"""
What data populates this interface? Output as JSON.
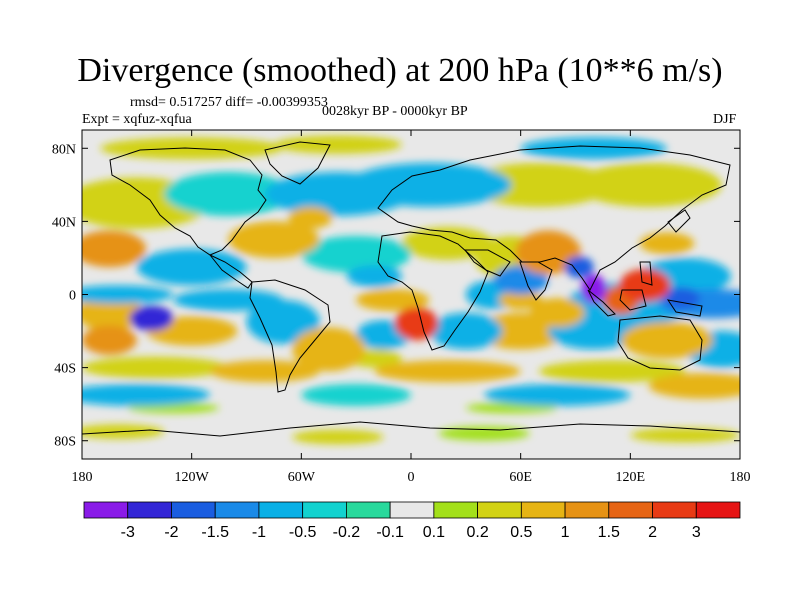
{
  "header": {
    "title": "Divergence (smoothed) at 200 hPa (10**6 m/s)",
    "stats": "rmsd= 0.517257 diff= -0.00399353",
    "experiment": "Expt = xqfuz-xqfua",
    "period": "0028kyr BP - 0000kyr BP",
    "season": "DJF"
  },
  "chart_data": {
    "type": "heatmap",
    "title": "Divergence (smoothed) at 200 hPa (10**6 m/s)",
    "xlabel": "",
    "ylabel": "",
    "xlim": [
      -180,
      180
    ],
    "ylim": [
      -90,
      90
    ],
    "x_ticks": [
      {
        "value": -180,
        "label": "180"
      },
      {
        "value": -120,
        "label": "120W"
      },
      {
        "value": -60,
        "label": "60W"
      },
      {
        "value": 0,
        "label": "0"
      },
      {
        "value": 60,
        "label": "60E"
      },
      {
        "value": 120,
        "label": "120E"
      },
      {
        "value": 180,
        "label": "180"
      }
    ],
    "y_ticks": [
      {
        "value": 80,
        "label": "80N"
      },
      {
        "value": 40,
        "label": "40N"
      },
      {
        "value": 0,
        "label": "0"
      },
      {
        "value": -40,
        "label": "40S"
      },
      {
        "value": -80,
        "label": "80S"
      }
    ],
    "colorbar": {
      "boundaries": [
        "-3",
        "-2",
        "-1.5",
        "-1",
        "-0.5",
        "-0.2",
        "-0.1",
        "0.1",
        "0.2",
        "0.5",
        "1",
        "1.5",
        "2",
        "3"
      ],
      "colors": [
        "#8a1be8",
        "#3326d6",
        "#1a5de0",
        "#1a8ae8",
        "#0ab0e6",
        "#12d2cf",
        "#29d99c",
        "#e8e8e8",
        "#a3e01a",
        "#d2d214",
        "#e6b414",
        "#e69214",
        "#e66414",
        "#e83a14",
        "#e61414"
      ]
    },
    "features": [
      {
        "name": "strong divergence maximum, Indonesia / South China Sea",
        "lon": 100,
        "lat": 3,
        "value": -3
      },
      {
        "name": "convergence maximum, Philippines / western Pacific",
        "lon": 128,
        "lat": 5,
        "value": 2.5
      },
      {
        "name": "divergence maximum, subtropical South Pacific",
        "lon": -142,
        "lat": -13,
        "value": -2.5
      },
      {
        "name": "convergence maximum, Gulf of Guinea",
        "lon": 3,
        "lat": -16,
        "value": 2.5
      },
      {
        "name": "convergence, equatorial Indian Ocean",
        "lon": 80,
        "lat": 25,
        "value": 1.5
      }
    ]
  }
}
"""
• _WHAT THE EXERCISE ASKS_: Repeat the data exactly, dropping every picture it holds.

• _EXERCISE SOLUTION_:
What data populates this interface? Output as JSON.
{
  "header": {
    "title": "Divergence (smoothed) at 200 hPa (10**6 m/s)",
    "stats": "rmsd= 0.517257 diff= -0.00399353",
    "experiment": "Expt = xqfuz-xqfua",
    "period": "0028kyr BP - 0000kyr BP",
    "season": "DJF"
  },
  "chart_data": {
    "type": "heatmap",
    "title": "Divergence (smoothed) at 200 hPa (10**6 m/s)",
    "xlabel": "",
    "ylabel": "",
    "xlim": [
      -180,
      180
    ],
    "ylim": [
      -90,
      90
    ],
    "x_ticks": [
      {
        "value": -180,
        "label": "180"
      },
      {
        "value": -120,
        "label": "120W"
      },
      {
        "value": -60,
        "label": "60W"
      },
      {
        "value": 0,
        "label": "0"
      },
      {
        "value": 60,
        "label": "60E"
      },
      {
        "value": 120,
        "label": "120E"
      },
      {
        "value": 180,
        "label": "180"
      }
    ],
    "y_ticks": [
      {
        "value": 80,
        "label": "80N"
      },
      {
        "value": 40,
        "label": "40N"
      },
      {
        "value": 0,
        "label": "0"
      },
      {
        "value": -40,
        "label": "40S"
      },
      {
        "value": -80,
        "label": "80S"
      }
    ],
    "colorbar": {
      "boundaries": [
        "-3",
        "-2",
        "-1.5",
        "-1",
        "-0.5",
        "-0.2",
        "-0.1",
        "0.1",
        "0.2",
        "0.5",
        "1",
        "1.5",
        "2",
        "3"
      ],
      "colors": [
        "#8a1be8",
        "#3326d6",
        "#1a5de0",
        "#1a8ae8",
        "#0ab0e6",
        "#12d2cf",
        "#29d99c",
        "#e8e8e8",
        "#a3e01a",
        "#d2d214",
        "#e6b414",
        "#e69214",
        "#e66414",
        "#e83a14",
        "#e61414"
      ]
    },
    "features": [
      {
        "name": "strong divergence maximum, Indonesia / South China Sea",
        "lon": 100,
        "lat": 3,
        "value": -3
      },
      {
        "name": "convergence maximum, Philippines / western Pacific",
        "lon": 128,
        "lat": 5,
        "value": 2.5
      },
      {
        "name": "divergence maximum, subtropical South Pacific",
        "lon": -142,
        "lat": -13,
        "value": -2.5
      },
      {
        "name": "convergence maximum, Gulf of Guinea",
        "lon": 3,
        "lat": -16,
        "value": 2.5
      },
      {
        "name": "convergence, equatorial Indian Ocean",
        "lon": 80,
        "lat": 25,
        "value": 1.5
      }
    ]
  }
}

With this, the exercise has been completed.